# Extracto de página
Distraído por el aparataje no reparas en la salida del trío británico, que se descarga de primeras con ‘Psycho’. Aquí está encerrado, aunque no lo parezca, el quid de la cuestión. Muse se hicieron grandes a base de expandir su sonido. Y en Drones esa expansión se convierte en una rabieta introvertida. A Muse no les sienta bien el negro. Necesitan tantos colores como tiene el crisol de The Resistance. Estos nuevos Muse vienen del espacio, como los de siempre, pero ya se ha esfumado la épica de los caballeros de Cydonia y ahora son solo soldados del imperio enfundados en uniformes discretos y con movimientos aprendidos, marciales y mecanizados.
El ejercicio técnico que supone ‘Reapers’ no vale más que para confirmar que Matt Bellamy es uno de los mejores guitarristas de su tiempo, aunque esta no fuera su mejor noche y hasta fallara algunas notas —es la primera vez que le veo hacerlo—; esta noche era en la que los músicos alienígenas se hacían verdaderamente humanos. ‘Resitance’ lo hizo más evidente: las canciones más progresivas de Muse, las que vinieron a partir de Black Holes, deslucen muchísimo sin los acompañamientos sintéticos de antaño.

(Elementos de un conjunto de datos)
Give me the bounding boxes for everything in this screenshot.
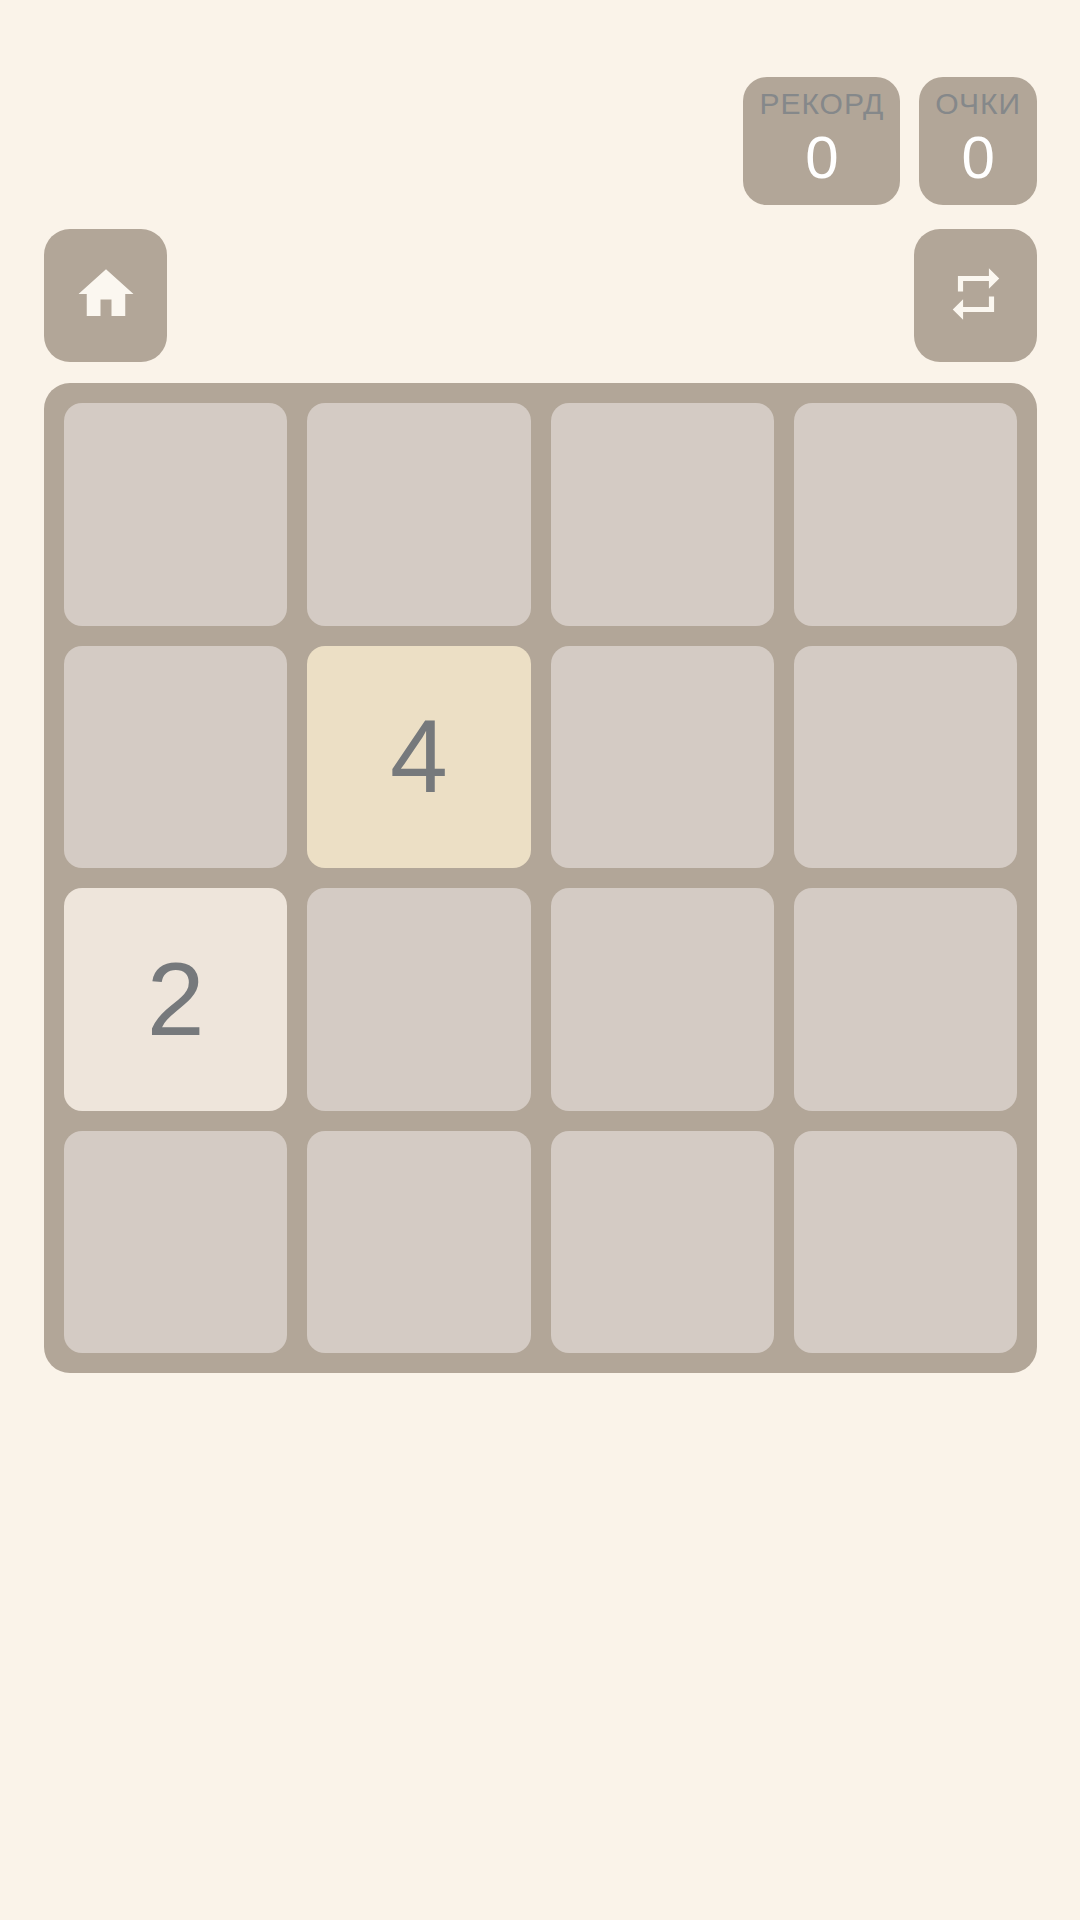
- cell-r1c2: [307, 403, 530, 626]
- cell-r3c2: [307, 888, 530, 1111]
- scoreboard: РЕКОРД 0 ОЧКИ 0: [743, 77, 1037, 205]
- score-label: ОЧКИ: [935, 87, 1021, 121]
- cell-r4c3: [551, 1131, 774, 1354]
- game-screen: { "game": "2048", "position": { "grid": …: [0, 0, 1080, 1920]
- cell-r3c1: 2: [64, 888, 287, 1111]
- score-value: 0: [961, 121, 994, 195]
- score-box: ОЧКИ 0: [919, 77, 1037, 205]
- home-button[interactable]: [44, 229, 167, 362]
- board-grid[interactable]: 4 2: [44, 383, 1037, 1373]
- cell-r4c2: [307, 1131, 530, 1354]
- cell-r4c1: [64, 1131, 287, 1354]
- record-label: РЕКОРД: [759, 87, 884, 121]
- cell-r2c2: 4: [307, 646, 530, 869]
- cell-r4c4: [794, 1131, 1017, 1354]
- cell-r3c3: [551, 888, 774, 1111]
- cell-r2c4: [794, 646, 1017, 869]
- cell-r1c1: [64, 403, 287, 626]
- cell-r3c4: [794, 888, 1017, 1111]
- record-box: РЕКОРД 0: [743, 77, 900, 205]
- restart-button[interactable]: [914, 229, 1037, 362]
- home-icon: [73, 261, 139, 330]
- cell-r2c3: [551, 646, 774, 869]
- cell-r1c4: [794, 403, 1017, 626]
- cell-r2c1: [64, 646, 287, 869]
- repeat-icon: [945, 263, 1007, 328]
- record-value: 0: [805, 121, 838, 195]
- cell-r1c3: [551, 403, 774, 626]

# Instrucciones de trabajo
a - Enumera todos los títulos que la reseña del concierto escribe entre comillas simples, tal como aparecen.
b - Indica si cada afirmación concuerda con la reseña del concierto y cita las palabras que lo deciden: (i) Matt Bellamy falló algunas notas esa noche; (ii) el trío británico abrió el concierto con ‘Reapers’; (iii) a Muse les sienta bien el negro.
c - Copia sin cambios el fragmento de la reseña del concierto que empieza en "El ejercicio técnico" y termina en "sintéticos de antaño.".

# Resultados por tarea
a - ‘Psycho’, ‘Reapers’, ‘Resitance’

b -
(i) Sí: "hasta fallara algunas notas".
(ii) No: "que se descarga de primeras con ‘Psycho’".
(iii) No: "A Muse no les sienta bien el negro."

c -
El ejercicio técnico que supone ‘Reapers’ no vale más que para confirmar que Matt Bellamy es uno de los mejores guitarristas de su tiempo, aunque esta no fuera su mejor noche y hasta fallara algunas notas —es la primera vez que le veo hacerlo—; esta noche era en la que los músicos alienígenas se hacían verdaderamente humanos. ‘Resitance’ lo hizo más evidente: las canciones más progresivas de Muse, las que vinieron a partir de Black Holes, deslucen muchísimo sin los acompañamientos sintéticos de antaño.